Available data:
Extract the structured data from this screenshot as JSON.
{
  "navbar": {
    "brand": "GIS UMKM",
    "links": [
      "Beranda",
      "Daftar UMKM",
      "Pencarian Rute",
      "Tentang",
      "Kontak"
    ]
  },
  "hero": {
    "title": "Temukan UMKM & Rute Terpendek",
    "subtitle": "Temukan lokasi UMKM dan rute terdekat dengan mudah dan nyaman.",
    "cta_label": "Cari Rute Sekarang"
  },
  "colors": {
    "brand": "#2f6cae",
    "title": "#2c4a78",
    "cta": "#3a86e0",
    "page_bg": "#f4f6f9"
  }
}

Brief: In the entries above, locate every line with the word "Temukan" and copy it.

Response for this exercise:
    "title": "Temukan UMKM & Rute Terpendek",
    "subtitle": "Temukan lokasi UMKM dan rute terdekat dengan mudah dan nyaman.",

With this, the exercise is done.